# PROBLEM TO WORK ON
Search the records below for the word "Values". Pull out each line that has it.

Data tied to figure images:

+++

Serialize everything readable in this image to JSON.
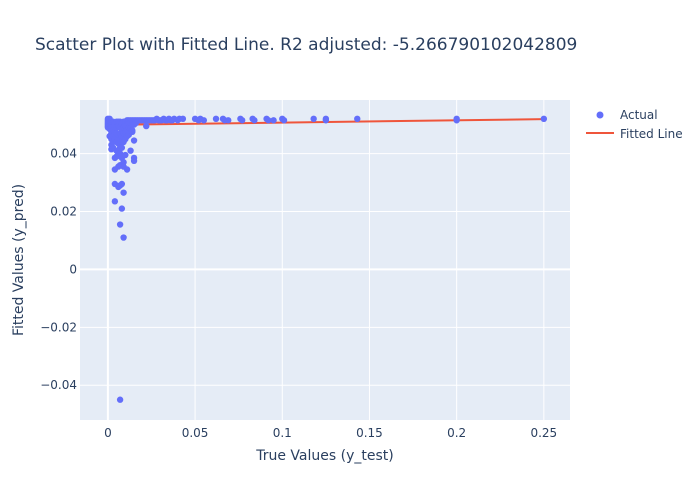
{
  "chart_data": {
    "type": "scatter",
    "title": "Scatter Plot with Fitted Line. R2 adjusted: -5.266790102042809",
    "xlabel": "True Values (y_test)",
    "ylabel": "Fitted Values (y_pred)",
    "xlim": [
      -0.016,
      0.265
    ],
    "ylim": [
      -0.052,
      0.0585
    ],
    "xticks": [
      0,
      0.05,
      0.1,
      0.15,
      0.2,
      0.25
    ],
    "xtick_labels": [
      "0",
      "0.05",
      "0.1",
      "0.15",
      "0.2",
      "0.25"
    ],
    "yticks": [
      -0.04,
      -0.02,
      0,
      0.02,
      0.04
    ],
    "ytick_labels": [
      "−0.04",
      "−0.02",
      "0",
      "0.02",
      "0.04"
    ],
    "grid": true,
    "legend_position": "top-right",
    "colors": {
      "actual": "#636efa",
      "fitted": "#ef553b",
      "plot_bg": "#e5ecf6",
      "grid": "#ffffff"
    },
    "series": [
      {
        "name": "Actual",
        "mode": "markers",
        "points": [
          [
            0,
            0.052
          ],
          [
            0,
            0.0515
          ],
          [
            0,
            0.051
          ],
          [
            0,
            0.0505
          ],
          [
            0,
            0.05
          ],
          [
            0,
            0.0495
          ],
          [
            0,
            0.049
          ],
          [
            0.001,
            0.052
          ],
          [
            0.001,
            0.051
          ],
          [
            0.001,
            0.0495
          ],
          [
            0.001,
            0.0485
          ],
          [
            0.001,
            0.046
          ],
          [
            0.002,
            0.051
          ],
          [
            0.002,
            0.049
          ],
          [
            0.002,
            0.047
          ],
          [
            0.002,
            0.045
          ],
          [
            0.002,
            0.043
          ],
          [
            0.002,
            0.0415
          ],
          [
            0.003,
            0.051
          ],
          [
            0.003,
            0.048
          ],
          [
            0.003,
            0.046
          ],
          [
            0.003,
            0.044
          ],
          [
            0.003,
            0.042
          ],
          [
            0.004,
            0.0505
          ],
          [
            0.004,
            0.0475
          ],
          [
            0.004,
            0.045
          ],
          [
            0.004,
            0.0385
          ],
          [
            0.004,
            0.0345
          ],
          [
            0.004,
            0.0295
          ],
          [
            0.004,
            0.0235
          ],
          [
            0.005,
            0.051
          ],
          [
            0.005,
            0.049
          ],
          [
            0.005,
            0.047
          ],
          [
            0.005,
            0.044
          ],
          [
            0.005,
            0.041
          ],
          [
            0.005,
            0.039
          ],
          [
            0.006,
            0.051
          ],
          [
            0.006,
            0.0495
          ],
          [
            0.006,
            0.0465
          ],
          [
            0.006,
            0.0435
          ],
          [
            0.006,
            0.0395
          ],
          [
            0.006,
            0.0355
          ],
          [
            0.006,
            0.0285
          ],
          [
            0.007,
            0.051
          ],
          [
            0.007,
            0.049
          ],
          [
            0.007,
            0.047
          ],
          [
            0.007,
            0.045
          ],
          [
            0.007,
            0.042
          ],
          [
            0.007,
            0.04
          ],
          [
            0.007,
            0.036
          ],
          [
            0.007,
            0.029
          ],
          [
            0.007,
            0.0155
          ],
          [
            0.007,
            -0.045
          ],
          [
            0.008,
            0.0505
          ],
          [
            0.008,
            0.0485
          ],
          [
            0.008,
            0.046
          ],
          [
            0.008,
            0.044
          ],
          [
            0.008,
            0.042
          ],
          [
            0.008,
            0.0385
          ],
          [
            0.008,
            0.0295
          ],
          [
            0.008,
            0.021
          ],
          [
            0.009,
            0.051
          ],
          [
            0.009,
            0.049
          ],
          [
            0.009,
            0.047
          ],
          [
            0.009,
            0.044
          ],
          [
            0.009,
            0.037
          ],
          [
            0.009,
            0.0355
          ],
          [
            0.009,
            0.0265
          ],
          [
            0.009,
            0.011
          ],
          [
            0.01,
            0.051
          ],
          [
            0.01,
            0.0495
          ],
          [
            0.01,
            0.0475
          ],
          [
            0.01,
            0.045
          ],
          [
            0.01,
            0.0395
          ],
          [
            0.011,
            0.0515
          ],
          [
            0.011,
            0.05
          ],
          [
            0.011,
            0.048
          ],
          [
            0.011,
            0.046
          ],
          [
            0.011,
            0.0345
          ],
          [
            0.012,
            0.0515
          ],
          [
            0.012,
            0.0505
          ],
          [
            0.012,
            0.049
          ],
          [
            0.012,
            0.0465
          ],
          [
            0.013,
            0.0515
          ],
          [
            0.013,
            0.0505
          ],
          [
            0.013,
            0.049
          ],
          [
            0.013,
            0.041
          ],
          [
            0.014,
            0.0515
          ],
          [
            0.014,
            0.05
          ],
          [
            0.014,
            0.048
          ],
          [
            0.014,
            0.0475
          ],
          [
            0.015,
            0.0515
          ],
          [
            0.015,
            0.05
          ],
          [
            0.015,
            0.0445
          ],
          [
            0.015,
            0.0385
          ],
          [
            0.015,
            0.0375
          ],
          [
            0.016,
            0.0515
          ],
          [
            0.016,
            0.0505
          ],
          [
            0.017,
            0.0515
          ],
          [
            0.018,
            0.0515
          ],
          [
            0.019,
            0.0515
          ],
          [
            0.02,
            0.0515
          ],
          [
            0.021,
            0.0515
          ],
          [
            0.022,
            0.0515
          ],
          [
            0.022,
            0.0495
          ],
          [
            0.023,
            0.0515
          ],
          [
            0.024,
            0.0515
          ],
          [
            0.025,
            0.0515
          ],
          [
            0.026,
            0.0515
          ],
          [
            0.027,
            0.0515
          ],
          [
            0.028,
            0.052
          ],
          [
            0.029,
            0.0515
          ],
          [
            0.03,
            0.0515
          ],
          [
            0.031,
            0.0515
          ],
          [
            0.032,
            0.052
          ],
          [
            0.033,
            0.0515
          ],
          [
            0.034,
            0.0515
          ],
          [
            0.035,
            0.052
          ],
          [
            0.036,
            0.0515
          ],
          [
            0.037,
            0.0515
          ],
          [
            0.038,
            0.052
          ],
          [
            0.04,
            0.0515
          ],
          [
            0.041,
            0.052
          ],
          [
            0.043,
            0.052
          ],
          [
            0.05,
            0.052
          ],
          [
            0.052,
            0.0515
          ],
          [
            0.053,
            0.052
          ],
          [
            0.055,
            0.0515
          ],
          [
            0.062,
            0.052
          ],
          [
            0.066,
            0.052
          ],
          [
            0.067,
            0.0515
          ],
          [
            0.069,
            0.0515
          ],
          [
            0.076,
            0.052
          ],
          [
            0.077,
            0.0515
          ],
          [
            0.083,
            0.052
          ],
          [
            0.084,
            0.0515
          ],
          [
            0.091,
            0.052
          ],
          [
            0.092,
            0.0515
          ],
          [
            0.095,
            0.0515
          ],
          [
            0.1,
            0.052
          ],
          [
            0.101,
            0.0515
          ],
          [
            0.118,
            0.052
          ],
          [
            0.125,
            0.052
          ],
          [
            0.125,
            0.0515
          ],
          [
            0.143,
            0.052
          ],
          [
            0.2,
            0.052
          ],
          [
            0.2,
            0.0515
          ],
          [
            0.25,
            0.052
          ]
        ]
      },
      {
        "name": "Fitted Line",
        "mode": "lines",
        "points": [
          [
            0,
            0.0499
          ],
          [
            0.25,
            0.0519
          ]
        ]
      }
    ]
  }
}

+++

# SOLUTION
    "xlabel": "True Values (y_test)",
    "ylabel": "Fitted Values (y_pred)",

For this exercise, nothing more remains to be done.